* begin *
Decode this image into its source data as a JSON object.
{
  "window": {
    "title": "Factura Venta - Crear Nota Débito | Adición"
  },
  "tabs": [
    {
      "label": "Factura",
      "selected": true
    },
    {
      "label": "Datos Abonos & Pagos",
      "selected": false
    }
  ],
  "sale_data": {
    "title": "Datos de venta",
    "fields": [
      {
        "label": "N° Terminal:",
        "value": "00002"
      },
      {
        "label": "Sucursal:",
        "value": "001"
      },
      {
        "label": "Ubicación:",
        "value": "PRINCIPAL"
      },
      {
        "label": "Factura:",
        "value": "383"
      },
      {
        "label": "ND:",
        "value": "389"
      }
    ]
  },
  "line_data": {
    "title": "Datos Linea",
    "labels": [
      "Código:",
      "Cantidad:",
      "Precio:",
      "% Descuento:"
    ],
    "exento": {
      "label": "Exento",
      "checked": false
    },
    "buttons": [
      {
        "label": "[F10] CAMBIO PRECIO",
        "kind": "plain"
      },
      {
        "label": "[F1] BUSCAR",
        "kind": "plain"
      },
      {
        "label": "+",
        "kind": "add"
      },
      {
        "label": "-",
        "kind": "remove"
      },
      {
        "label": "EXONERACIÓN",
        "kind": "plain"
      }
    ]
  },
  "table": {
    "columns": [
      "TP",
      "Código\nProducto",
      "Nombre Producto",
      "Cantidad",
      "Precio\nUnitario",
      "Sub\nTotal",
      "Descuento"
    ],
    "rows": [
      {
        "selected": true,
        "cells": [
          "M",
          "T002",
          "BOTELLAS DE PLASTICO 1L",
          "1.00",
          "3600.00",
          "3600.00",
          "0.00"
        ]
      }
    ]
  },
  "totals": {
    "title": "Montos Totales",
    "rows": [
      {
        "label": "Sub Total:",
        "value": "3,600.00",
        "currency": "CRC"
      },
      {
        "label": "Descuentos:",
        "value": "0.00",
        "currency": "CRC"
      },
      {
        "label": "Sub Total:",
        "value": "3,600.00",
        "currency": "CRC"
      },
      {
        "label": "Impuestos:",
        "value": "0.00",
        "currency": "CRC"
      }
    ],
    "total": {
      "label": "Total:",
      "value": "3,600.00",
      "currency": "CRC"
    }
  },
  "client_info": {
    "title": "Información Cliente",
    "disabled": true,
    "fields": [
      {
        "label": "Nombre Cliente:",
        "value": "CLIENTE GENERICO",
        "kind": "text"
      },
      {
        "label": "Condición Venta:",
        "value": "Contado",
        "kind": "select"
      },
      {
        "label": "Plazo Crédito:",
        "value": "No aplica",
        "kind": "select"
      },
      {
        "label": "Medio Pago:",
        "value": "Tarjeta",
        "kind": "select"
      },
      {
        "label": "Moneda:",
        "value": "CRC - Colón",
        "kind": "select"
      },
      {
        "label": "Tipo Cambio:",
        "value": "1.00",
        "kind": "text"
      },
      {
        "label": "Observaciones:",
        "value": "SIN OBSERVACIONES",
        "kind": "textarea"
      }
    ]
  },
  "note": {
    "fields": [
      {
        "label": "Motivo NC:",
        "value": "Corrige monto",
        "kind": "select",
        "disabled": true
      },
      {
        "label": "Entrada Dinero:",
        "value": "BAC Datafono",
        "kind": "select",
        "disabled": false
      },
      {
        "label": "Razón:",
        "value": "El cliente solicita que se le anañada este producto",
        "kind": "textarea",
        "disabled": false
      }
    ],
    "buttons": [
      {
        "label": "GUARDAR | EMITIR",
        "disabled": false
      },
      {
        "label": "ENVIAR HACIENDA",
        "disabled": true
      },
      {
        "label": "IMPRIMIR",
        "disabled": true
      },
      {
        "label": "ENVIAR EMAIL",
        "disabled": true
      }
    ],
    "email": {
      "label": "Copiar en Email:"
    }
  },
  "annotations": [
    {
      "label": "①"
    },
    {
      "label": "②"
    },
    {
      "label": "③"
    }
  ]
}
* end *
Exercise details →
Write out every record shown above, word for word.

Output for this exercise →
Decode this image into its source data as a JSON object.
{
  "window": {
    "title": "Factura Venta - Crear Nota Débito | Adición"
  },
  "tabs": [
    {
      "label": "Factura",
      "selected": true
    },
    {
      "label": "Datos Abonos & Pagos",
      "selected": false
    }
  ],
  "sale_data": {
    "title": "Datos de venta",
    "fields": [
      {
        "label": "N° Terminal:",
        "value": "00002"
      },
      {
        "label": "Sucursal:",
        "value": "001"
      },
      {
        "label": "Ubicación:",
        "value": "PRINCIPAL"
      },
      {
        "label": "Factura:",
        "value": "383"
      },
      {
        "label": "ND:",
        "value": "389"
      }
    ]
  },
  "line_data": {
    "title": "Datos Linea",
    "labels": [
      "Código:",
      "Cantidad:",
      "Precio:",
      "% Descuento:"
    ],
    "exento": {
      "label": "Exento",
      "checked": false
    },
    "buttons": [
      {
        "label": "[F10] CAMBIO PRECIO",
        "kind": "plain"
      },
      {
        "label": "[F1] BUSCAR",
        "kind": "plain"
      },
      {
        "label": "+",
        "kind": "add"
      },
      {
        "label": "-",
        "kind": "remove"
      },
      {
        "label": "EXONERACIÓN",
        "kind": "plain"
      }
    ]
  },
  "table": {
    "columns": [
      "TP",
      "Código\nProducto",
      "Nombre Producto",
      "Cantidad",
      "Precio\nUnitario",
      "Sub\nTotal",
      "Descuento"
    ],
    "rows": [
      {
        "selected": true,
        "cells": [
          "M",
          "T002",
          "BOTELLAS DE PLASTICO 1L",
          "1.00",
          "3600.00",
          "3600.00",
          "0.00"
        ]
      }
    ]
  },
  "totals": {
    "title": "Montos Totales",
    "rows": [
      {
        "label": "Sub Total:",
        "value": "3,600.00",
        "currency": "CRC"
      },
      {
        "label": "Descuentos:",
        "value": "0.00",
        "currency": "CRC"
      },
      {
        "label": "Sub Total:",
        "value": "3,600.00",
        "currency": "CRC"
      },
      {
        "label": "Impuestos:",
        "value": "0.00",
        "currency": "CRC"
      }
    ],
    "total": {
      "label": "Total:",
      "value": "3,600.00",
      "currency": "CRC"
    }
  },
  "client_info": {
    "title": "Información Cliente",
    "disabled": true,
    "fields": [
      {
        "label": "Nombre Cliente:",
        "value": "CLIENTE GENERICO",
        "kind": "text"
      },
      {
        "label": "Condición Venta:",
        "value": "Contado",
        "kind": "select"
      },
      {
        "label": "Plazo Crédito:",
        "value": "No aplica",
        "kind": "select"
      },
      {
        "label": "Medio Pago:",
        "value": "Tarjeta",
        "kind": "select"
      },
      {
        "label": "Moneda:",
        "value": "CRC - Colón",
        "kind": "select"
      },
      {
        "label": "Tipo Cambio:",
        "value": "1.00",
        "kind": "text"
      },
      {
        "label": "Observaciones:",
        "value": "SIN OBSERVACIONES",
        "kind": "textarea"
      }
    ]
  },
  "note": {
    "fields": [
      {
        "label": "Motivo NC:",
        "value": "Corrige monto",
        "kind": "select",
        "disabled": true
      },
      {
        "label": "Entrada Dinero:",
        "value": "BAC Datafono",
        "kind": "select",
        "disabled": false
      },
      {
        "label": "Razón:",
        "value": "El cliente solicita que se le anañada este producto",
        "kind": "textarea",
        "disabled": false
      }
    ],
    "buttons": [
      {
        "label": "GUARDAR | EMITIR",
        "disabled": false
      },
      {
        "label": "ENVIAR HACIENDA",
        "disabled": true
      },
      {
        "label": "IMPRIMIR",
        "disabled": true
      },
      {
        "label": "ENVIAR EMAIL",
        "disabled": true
      }
    ],
    "email": {
      "label": "Copiar en Email:"
    }
  },
  "annotations": [
    {
      "label": "①"
    },
    {
      "label": "②"
    },
    {
      "label": "③"
    }
  ]
}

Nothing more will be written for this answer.